* Exercise requirements
Scan the entries below and count the lines holding the string "koán". Supply only the number.

* Extracted information
◆ ◆ ◆ ◆ ◆
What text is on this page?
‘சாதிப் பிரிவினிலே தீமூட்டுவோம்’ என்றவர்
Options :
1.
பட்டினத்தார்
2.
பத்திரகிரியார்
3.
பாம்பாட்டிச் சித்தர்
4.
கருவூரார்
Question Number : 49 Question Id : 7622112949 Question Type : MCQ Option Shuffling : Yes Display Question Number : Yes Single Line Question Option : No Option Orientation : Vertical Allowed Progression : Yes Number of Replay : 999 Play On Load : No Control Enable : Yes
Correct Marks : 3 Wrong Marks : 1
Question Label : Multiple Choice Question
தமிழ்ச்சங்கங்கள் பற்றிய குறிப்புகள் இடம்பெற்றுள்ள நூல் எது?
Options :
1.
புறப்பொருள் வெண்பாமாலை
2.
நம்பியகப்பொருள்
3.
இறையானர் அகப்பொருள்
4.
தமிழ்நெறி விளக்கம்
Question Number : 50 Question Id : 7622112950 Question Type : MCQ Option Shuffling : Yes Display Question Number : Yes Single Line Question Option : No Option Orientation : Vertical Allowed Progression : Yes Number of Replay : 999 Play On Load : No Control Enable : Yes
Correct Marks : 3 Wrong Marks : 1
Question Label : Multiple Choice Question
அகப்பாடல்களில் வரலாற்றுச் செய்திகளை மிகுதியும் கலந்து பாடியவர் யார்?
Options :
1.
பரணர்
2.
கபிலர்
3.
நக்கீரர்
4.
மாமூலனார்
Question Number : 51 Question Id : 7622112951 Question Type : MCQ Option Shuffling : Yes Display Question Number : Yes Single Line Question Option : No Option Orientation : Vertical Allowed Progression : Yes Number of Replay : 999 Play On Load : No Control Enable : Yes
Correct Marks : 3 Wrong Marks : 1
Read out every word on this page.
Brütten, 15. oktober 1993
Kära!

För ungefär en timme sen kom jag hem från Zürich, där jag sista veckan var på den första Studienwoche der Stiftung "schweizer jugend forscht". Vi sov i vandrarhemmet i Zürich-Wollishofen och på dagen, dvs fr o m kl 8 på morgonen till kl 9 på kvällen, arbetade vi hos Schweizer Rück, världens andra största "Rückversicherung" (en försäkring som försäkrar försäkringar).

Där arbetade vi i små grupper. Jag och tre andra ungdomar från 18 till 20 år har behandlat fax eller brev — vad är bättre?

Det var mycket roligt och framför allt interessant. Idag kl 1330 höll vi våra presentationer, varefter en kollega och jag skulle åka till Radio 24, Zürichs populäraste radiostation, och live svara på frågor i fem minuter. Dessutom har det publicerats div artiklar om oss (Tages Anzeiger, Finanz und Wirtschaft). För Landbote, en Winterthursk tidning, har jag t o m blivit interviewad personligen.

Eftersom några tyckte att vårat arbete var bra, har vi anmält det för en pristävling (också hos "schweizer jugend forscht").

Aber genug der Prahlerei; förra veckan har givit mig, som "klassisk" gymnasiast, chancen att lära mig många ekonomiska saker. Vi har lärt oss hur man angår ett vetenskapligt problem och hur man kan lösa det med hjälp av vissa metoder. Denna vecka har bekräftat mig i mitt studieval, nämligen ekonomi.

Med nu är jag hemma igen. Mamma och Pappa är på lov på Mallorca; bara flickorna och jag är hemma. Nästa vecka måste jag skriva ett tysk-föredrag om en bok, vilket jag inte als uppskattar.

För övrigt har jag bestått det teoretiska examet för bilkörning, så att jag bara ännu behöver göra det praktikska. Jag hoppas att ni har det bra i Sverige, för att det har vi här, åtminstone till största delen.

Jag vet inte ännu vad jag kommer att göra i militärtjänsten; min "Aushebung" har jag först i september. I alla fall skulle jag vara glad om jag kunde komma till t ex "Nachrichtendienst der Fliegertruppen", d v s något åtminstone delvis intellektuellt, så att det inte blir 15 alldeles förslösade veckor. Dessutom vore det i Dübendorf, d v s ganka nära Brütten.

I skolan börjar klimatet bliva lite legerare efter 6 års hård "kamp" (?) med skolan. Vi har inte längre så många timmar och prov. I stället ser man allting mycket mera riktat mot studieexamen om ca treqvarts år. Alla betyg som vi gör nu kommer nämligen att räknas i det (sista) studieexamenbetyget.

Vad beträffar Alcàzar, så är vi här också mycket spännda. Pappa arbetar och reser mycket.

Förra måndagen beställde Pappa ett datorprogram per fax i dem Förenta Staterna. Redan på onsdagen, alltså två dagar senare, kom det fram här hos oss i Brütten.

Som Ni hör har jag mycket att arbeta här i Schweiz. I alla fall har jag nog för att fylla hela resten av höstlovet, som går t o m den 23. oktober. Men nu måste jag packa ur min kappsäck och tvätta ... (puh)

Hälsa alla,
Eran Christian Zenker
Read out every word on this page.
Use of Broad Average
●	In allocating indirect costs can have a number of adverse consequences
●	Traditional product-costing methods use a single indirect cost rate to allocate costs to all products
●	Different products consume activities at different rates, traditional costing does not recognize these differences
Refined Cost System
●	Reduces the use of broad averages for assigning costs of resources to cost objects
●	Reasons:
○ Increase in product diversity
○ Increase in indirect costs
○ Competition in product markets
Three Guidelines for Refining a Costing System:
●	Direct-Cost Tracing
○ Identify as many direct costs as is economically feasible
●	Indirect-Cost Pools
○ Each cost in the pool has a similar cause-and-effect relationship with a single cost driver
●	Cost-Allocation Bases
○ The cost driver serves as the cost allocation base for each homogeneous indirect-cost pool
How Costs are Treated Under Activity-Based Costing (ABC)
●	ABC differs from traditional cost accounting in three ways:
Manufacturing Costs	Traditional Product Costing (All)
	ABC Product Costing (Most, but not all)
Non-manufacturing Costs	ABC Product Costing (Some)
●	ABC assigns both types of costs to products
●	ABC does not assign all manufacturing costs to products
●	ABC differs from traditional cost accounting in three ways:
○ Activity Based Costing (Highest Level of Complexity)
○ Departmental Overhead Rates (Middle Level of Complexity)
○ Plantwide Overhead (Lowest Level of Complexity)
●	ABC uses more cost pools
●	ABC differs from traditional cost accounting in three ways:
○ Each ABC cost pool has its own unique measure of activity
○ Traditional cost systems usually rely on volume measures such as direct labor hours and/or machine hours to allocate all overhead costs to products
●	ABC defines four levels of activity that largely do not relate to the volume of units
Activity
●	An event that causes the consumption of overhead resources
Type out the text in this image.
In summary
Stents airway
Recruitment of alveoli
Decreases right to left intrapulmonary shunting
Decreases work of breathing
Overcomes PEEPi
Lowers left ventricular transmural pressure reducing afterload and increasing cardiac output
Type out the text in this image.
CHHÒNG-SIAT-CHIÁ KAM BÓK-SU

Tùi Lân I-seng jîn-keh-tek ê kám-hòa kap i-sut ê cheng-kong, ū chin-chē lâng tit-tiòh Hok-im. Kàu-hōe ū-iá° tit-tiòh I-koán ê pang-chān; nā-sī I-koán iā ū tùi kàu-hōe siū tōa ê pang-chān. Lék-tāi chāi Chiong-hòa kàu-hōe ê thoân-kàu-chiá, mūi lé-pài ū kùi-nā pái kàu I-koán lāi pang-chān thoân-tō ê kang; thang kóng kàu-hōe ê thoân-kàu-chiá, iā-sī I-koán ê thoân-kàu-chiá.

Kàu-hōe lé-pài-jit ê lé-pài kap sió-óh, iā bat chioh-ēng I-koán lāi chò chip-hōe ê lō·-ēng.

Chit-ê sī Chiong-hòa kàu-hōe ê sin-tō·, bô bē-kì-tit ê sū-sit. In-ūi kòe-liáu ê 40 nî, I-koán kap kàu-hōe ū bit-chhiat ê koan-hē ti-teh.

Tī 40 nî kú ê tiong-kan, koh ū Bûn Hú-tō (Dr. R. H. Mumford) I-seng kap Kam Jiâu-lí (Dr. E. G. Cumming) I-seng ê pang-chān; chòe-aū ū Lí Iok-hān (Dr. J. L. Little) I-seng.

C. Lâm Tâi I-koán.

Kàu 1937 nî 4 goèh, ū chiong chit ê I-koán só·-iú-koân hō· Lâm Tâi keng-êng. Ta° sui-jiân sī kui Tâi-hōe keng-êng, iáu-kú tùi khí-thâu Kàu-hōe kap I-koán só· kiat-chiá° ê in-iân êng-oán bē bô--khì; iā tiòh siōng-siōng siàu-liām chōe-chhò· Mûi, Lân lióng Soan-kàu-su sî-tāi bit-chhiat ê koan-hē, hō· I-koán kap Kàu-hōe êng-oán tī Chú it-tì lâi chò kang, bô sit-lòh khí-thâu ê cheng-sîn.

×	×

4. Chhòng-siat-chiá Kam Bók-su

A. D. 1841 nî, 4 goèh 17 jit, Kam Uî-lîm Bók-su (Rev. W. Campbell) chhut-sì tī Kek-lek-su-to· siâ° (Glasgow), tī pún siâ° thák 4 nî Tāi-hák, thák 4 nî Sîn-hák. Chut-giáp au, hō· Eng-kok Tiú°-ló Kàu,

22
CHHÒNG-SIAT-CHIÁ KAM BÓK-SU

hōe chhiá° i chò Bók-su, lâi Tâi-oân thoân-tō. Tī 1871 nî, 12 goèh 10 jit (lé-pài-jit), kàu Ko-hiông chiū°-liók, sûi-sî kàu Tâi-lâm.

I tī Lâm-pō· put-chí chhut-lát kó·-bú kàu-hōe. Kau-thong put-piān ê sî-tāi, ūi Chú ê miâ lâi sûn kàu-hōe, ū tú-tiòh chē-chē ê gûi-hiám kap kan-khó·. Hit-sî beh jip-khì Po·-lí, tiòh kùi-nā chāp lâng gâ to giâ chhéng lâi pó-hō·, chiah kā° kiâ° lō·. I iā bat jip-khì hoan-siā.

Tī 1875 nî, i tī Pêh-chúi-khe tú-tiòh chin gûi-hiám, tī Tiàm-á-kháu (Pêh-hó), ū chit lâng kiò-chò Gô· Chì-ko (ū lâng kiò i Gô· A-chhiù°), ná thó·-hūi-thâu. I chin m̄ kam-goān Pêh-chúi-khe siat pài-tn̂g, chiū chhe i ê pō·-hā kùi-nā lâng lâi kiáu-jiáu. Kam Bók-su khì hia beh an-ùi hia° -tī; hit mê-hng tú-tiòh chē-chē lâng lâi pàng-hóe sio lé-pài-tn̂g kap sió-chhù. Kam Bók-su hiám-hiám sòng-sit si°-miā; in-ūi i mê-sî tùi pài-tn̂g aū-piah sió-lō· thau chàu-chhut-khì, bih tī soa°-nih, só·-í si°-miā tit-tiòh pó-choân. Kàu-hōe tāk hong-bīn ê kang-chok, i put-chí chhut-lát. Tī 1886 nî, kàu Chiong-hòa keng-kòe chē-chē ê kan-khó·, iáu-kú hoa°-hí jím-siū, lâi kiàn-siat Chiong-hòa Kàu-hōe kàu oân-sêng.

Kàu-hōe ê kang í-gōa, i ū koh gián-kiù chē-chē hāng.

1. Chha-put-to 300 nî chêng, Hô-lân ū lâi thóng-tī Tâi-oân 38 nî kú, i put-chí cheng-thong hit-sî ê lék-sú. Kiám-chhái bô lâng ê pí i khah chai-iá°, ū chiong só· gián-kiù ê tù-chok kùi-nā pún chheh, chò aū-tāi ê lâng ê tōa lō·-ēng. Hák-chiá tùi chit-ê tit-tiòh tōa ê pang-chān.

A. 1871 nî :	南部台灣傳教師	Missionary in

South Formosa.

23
◆ ◆ ◆ ◆ ◆
* Written reply
5